INSTRUCTIONS FOR THE TASK: Will you give every entry again exactly as it stands?

DATA FOR PROCESSING:
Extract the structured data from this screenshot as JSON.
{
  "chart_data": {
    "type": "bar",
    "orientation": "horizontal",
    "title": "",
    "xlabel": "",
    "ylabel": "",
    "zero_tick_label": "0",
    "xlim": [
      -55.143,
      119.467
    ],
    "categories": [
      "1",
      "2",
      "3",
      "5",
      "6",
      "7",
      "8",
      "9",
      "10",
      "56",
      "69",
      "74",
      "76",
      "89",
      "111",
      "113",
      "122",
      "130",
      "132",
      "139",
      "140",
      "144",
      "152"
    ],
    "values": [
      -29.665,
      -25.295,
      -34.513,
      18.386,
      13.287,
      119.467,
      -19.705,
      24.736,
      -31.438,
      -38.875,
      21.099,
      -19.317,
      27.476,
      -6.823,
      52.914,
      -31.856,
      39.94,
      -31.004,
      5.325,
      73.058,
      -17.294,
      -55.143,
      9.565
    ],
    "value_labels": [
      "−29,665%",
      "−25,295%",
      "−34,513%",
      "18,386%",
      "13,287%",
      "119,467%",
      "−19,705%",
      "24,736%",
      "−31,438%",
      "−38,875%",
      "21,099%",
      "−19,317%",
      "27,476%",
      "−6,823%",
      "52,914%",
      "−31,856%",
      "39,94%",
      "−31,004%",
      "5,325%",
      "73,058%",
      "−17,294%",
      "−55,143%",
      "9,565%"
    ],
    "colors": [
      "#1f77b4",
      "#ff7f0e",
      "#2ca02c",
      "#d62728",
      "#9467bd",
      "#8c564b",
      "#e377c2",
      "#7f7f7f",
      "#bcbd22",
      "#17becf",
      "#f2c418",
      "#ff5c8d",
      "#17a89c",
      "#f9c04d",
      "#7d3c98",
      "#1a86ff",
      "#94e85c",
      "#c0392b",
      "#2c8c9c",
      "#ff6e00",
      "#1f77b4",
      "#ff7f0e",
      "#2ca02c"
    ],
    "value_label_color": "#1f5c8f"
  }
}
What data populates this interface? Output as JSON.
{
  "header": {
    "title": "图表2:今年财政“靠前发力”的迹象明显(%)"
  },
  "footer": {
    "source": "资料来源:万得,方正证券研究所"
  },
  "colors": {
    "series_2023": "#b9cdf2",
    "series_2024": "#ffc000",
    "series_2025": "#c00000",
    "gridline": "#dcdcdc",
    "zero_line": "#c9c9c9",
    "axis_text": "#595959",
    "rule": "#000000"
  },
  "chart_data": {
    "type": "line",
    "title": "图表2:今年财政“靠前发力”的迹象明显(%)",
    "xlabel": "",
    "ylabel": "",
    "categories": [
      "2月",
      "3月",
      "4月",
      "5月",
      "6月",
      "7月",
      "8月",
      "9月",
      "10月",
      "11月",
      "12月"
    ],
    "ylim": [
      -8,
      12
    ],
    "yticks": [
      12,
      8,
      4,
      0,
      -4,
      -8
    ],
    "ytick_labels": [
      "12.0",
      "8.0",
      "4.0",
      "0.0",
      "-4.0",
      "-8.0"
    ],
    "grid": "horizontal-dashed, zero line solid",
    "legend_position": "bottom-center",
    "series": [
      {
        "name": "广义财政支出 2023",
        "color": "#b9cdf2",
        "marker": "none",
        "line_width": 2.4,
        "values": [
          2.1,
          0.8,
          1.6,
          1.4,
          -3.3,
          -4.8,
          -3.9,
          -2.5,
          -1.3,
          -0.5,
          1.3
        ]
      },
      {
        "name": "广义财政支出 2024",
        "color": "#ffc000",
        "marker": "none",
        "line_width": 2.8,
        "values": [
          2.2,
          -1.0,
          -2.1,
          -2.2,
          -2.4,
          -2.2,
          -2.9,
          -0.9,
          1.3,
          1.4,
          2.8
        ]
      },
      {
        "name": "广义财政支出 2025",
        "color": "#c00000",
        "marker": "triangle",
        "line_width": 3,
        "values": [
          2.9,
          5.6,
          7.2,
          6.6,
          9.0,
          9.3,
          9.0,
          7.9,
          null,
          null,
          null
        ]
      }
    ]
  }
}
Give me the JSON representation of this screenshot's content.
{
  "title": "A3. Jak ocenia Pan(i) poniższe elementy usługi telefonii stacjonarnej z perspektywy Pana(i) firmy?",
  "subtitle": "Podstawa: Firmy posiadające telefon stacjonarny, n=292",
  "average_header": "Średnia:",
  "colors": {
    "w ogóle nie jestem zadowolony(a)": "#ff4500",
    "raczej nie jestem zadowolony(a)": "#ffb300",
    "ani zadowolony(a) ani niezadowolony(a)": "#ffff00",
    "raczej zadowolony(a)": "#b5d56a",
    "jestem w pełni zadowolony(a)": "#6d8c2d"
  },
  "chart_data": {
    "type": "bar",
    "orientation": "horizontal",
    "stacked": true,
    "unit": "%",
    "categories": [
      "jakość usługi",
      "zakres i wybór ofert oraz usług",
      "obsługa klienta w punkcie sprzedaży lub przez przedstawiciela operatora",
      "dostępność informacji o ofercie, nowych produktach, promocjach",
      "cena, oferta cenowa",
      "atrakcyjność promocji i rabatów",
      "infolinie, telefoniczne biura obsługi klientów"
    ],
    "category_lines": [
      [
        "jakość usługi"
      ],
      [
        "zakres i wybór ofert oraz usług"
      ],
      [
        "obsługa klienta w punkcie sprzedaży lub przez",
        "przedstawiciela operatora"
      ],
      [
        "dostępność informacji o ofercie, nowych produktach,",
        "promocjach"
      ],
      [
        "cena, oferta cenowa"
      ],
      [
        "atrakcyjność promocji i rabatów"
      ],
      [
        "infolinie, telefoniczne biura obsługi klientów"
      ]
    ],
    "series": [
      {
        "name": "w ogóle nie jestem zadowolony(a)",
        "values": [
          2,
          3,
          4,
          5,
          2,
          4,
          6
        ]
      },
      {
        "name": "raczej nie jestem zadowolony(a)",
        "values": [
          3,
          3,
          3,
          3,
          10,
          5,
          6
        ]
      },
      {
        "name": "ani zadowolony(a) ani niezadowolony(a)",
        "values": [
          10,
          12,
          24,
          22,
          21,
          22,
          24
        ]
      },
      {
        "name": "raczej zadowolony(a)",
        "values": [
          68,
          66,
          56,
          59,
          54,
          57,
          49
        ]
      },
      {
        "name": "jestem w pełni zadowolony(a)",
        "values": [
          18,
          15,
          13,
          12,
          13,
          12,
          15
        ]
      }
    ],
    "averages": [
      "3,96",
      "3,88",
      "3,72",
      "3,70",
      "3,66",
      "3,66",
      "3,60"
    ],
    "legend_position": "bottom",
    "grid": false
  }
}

WRITTEN RESPONSE:
Extract the structured data from this screenshot as JSON.
{
  "chart_data": {
    "type": "bar",
    "orientation": "horizontal",
    "title": "",
    "xlabel": "",
    "ylabel": "",
    "zero_tick_label": "0",
    "xlim": [
      -55.143,
      119.467
    ],
    "categories": [
      "1",
      "2",
      "3",
      "5",
      "6",
      "7",
      "8",
      "9",
      "10",
      "56",
      "69",
      "74",
      "76",
      "89",
      "111",
      "113",
      "122",
      "130",
      "132",
      "139",
      "140",
      "144",
      "152"
    ],
    "values": [
      -29.665,
      -25.295,
      -34.513,
      18.386,
      13.287,
      119.467,
      -19.705,
      24.736,
      -31.438,
      -38.875,
      21.099,
      -19.317,
      27.476,
      -6.823,
      52.914,
      -31.856,
      39.94,
      -31.004,
      5.325,
      73.058,
      -17.294,
      -55.143,
      9.565
    ],
    "value_labels": [
      "−29,665%",
      "−25,295%",
      "−34,513%",
      "18,386%",
      "13,287%",
      "119,467%",
      "−19,705%",
      "24,736%",
      "−31,438%",
      "−38,875%",
      "21,099%",
      "−19,317%",
      "27,476%",
      "−6,823%",
      "52,914%",
      "−31,856%",
      "39,94%",
      "−31,004%",
      "5,325%",
      "73,058%",
      "−17,294%",
      "−55,143%",
      "9,565%"
    ],
    "colors": [
      "#1f77b4",
      "#ff7f0e",
      "#2ca02c",
      "#d62728",
      "#9467bd",
      "#8c564b",
      "#e377c2",
      "#7f7f7f",
      "#bcbd22",
      "#17becf",
      "#f2c418",
      "#ff5c8d",
      "#17a89c",
      "#f9c04d",
      "#7d3c98",
      "#1a86ff",
      "#94e85c",
      "#c0392b",
      "#2c8c9c",
      "#ff6e00",
      "#1f77b4",
      "#ff7f0e",
      "#2ca02c"
    ],
    "value_label_color": "#1f5c8f"
  }
}
What data populates this interface? Output as JSON.
{
  "header": {
    "title": "图表2:今年财政“靠前发力”的迹象明显(%)"
  },
  "footer": {
    "source": "资料来源:万得,方正证券研究所"
  },
  "colors": {
    "series_2023": "#b9cdf2",
    "series_2024": "#ffc000",
    "series_2025": "#c00000",
    "gridline": "#dcdcdc",
    "zero_line": "#c9c9c9",
    "axis_text": "#595959",
    "rule": "#000000"
  },
  "chart_data": {
    "type": "line",
    "title": "图表2:今年财政“靠前发力”的迹象明显(%)",
    "xlabel": "",
    "ylabel": "",
    "categories": [
      "2月",
      "3月",
      "4月",
      "5月",
      "6月",
      "7月",
      "8月",
      "9月",
      "10月",
      "11月",
      "12月"
    ],
    "ylim": [
      -8,
      12
    ],
    "yticks": [
      12,
      8,
      4,
      0,
      -4,
      -8
    ],
    "ytick_labels": [
      "12.0",
      "8.0",
      "4.0",
      "0.0",
      "-4.0",
      "-8.0"
    ],
    "grid": "horizontal-dashed, zero line solid",
    "legend_position": "bottom-center",
    "series": [
      {
        "name": "广义财政支出 2023",
        "color": "#b9cdf2",
        "marker": "none",
        "line_width": 2.4,
        "values": [
          2.1,
          0.8,
          1.6,
          1.4,
          -3.3,
          -4.8,
          -3.9,
          -2.5,
          -1.3,
          -0.5,
          1.3
        ]
      },
      {
        "name": "广义财政支出 2024",
        "color": "#ffc000",
        "marker": "none",
        "line_width": 2.8,
        "values": [
          2.2,
          -1.0,
          -2.1,
          -2.2,
          -2.4,
          -2.2,
          -2.9,
          -0.9,
          1.3,
          1.4,
          2.8
        ]
      },
      {
        "name": "广义财政支出 2025",
        "color": "#c00000",
        "marker": "triangle",
        "line_width": 3,
        "values": [
          2.9,
          5.6,
          7.2,
          6.6,
          9.0,
          9.3,
          9.0,
          7.9,
          null,
          null,
          null
        ]
      }
    ]
  }
}
Give me the JSON representation of this screenshot's content.
{
  "title": "A3. Jak ocenia Pan(i) poniższe elementy usługi telefonii stacjonarnej z perspektywy Pana(i) firmy?",
  "subtitle": "Podstawa: Firmy posiadające telefon stacjonarny, n=292",
  "average_header": "Średnia:",
  "colors": {
    "w ogóle nie jestem zadowolony(a)": "#ff4500",
    "raczej nie jestem zadowolony(a)": "#ffb300",
    "ani zadowolony(a) ani niezadowolony(a)": "#ffff00",
    "raczej zadowolony(a)": "#b5d56a",
    "jestem w pełni zadowolony(a)": "#6d8c2d"
  },
  "chart_data": {
    "type": "bar",
    "orientation": "horizontal",
    "stacked": true,
    "unit": "%",
    "categories": [
      "jakość usługi",
      "zakres i wybór ofert oraz usług",
      "obsługa klienta w punkcie sprzedaży lub przez przedstawiciela operatora",
      "dostępność informacji o ofercie, nowych produktach, promocjach",
      "cena, oferta cenowa",
      "atrakcyjność promocji i rabatów",
      "infolinie, telefoniczne biura obsługi klientów"
    ],
    "category_lines": [
      [
        "jakość usługi"
      ],
      [
        "zakres i wybór ofert oraz usług"
      ],
      [
        "obsługa klienta w punkcie sprzedaży lub przez",
        "przedstawiciela operatora"
      ],
      [
        "dostępność informacji o ofercie, nowych produktach,",
        "promocjach"
      ],
      [
        "cena, oferta cenowa"
      ],
      [
        "atrakcyjność promocji i rabatów"
      ],
      [
        "infolinie, telefoniczne biura obsługi klientów"
      ]
    ],
    "series": [
      {
        "name": "w ogóle nie jestem zadowolony(a)",
        "values": [
          2,
          3,
          4,
          5,
          2,
          4,
          6
        ]
      },
      {
        "name": "raczej nie jestem zadowolony(a)",
        "values": [
          3,
          3,
          3,
          3,
          10,
          5,
          6
        ]
      },
      {
        "name": "ani zadowolony(a) ani niezadowolony(a)",
        "values": [
          10,
          12,
          24,
          22,
          21,
          22,
          24
        ]
      },
      {
        "name": "raczej zadowolony(a)",
        "values": [
          68,
          66,
          56,
          59,
          54,
          57,
          49
        ]
      },
      {
        "name": "jestem w pełni zadowolony(a)",
        "values": [
          18,
          15,
          13,
          12,
          13,
          12,
          15
        ]
      }
    ],
    "averages": [
      "3,96",
      "3,88",
      "3,72",
      "3,70",
      "3,66",
      "3,66",
      "3,60"
    ],
    "legend_position": "bottom",
    "grid": false
  }
}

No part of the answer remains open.